* [OBJECTIVE]:
Identify the lines that include the word "icon", then copy all of them.

* [Stored data entries]:
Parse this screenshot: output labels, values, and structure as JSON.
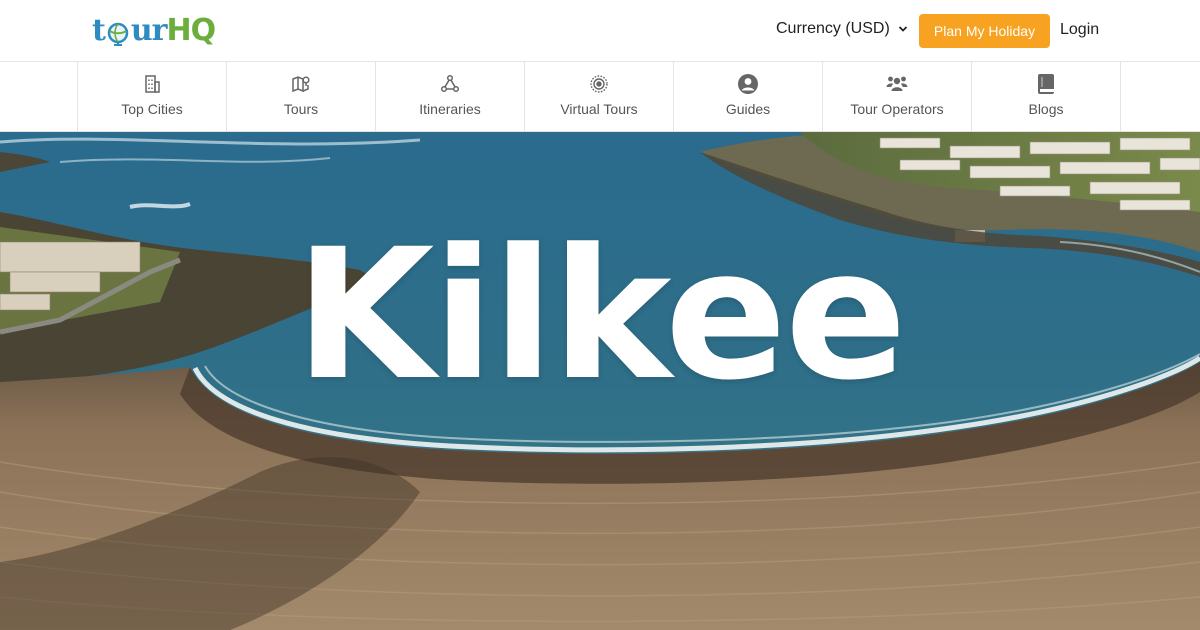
{
  "brand": {
    "logo_part1": "t",
    "logo_part2": "ur",
    "logo_part3": "HQ"
  },
  "header": {
    "currency_label": "Currency (USD)",
    "plan_button": "Plan My Holiday",
    "login": "Login"
  },
  "nav": {
    "items": [
      {
        "label": "Top Cities",
        "icon": "building-icon"
      },
      {
        "label": "Tours",
        "icon": "map-pin-icon"
      },
      {
        "label": "Itineraries",
        "icon": "route-icon"
      },
      {
        "label": "Virtual Tours",
        "icon": "virtual-tour-icon"
      },
      {
        "label": "Guides",
        "icon": "user-circle-icon"
      },
      {
        "label": "Tour Operators",
        "icon": "users-icon"
      },
      {
        "label": "Blogs",
        "icon": "book-icon"
      }
    ]
  },
  "hero": {
    "title": "Kilkee"
  },
  "colors": {
    "accent_orange": "#f7a221",
    "logo_blue": "#2e8bc0",
    "logo_green": "#6cae3e"
  }
}
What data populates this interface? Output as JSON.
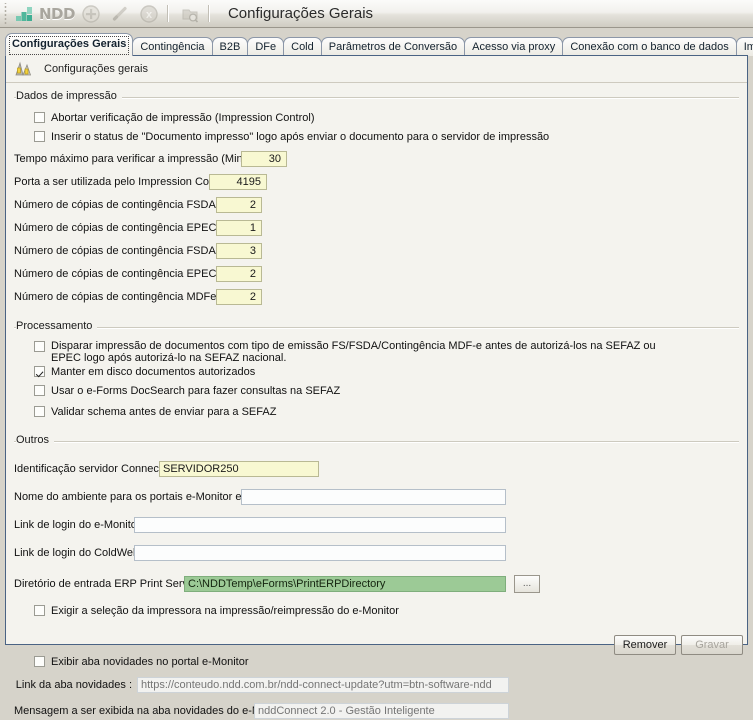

* [THE OUTPUT]:
        "icon": "building-icon"
        "icon": "map-pin-icon"
        "icon": "route-icon"
        "icon": "virtual-tour-icon"
        "icon": "user-circle-icon"
        "icon": "users-icon"
        "icon": "book-icon"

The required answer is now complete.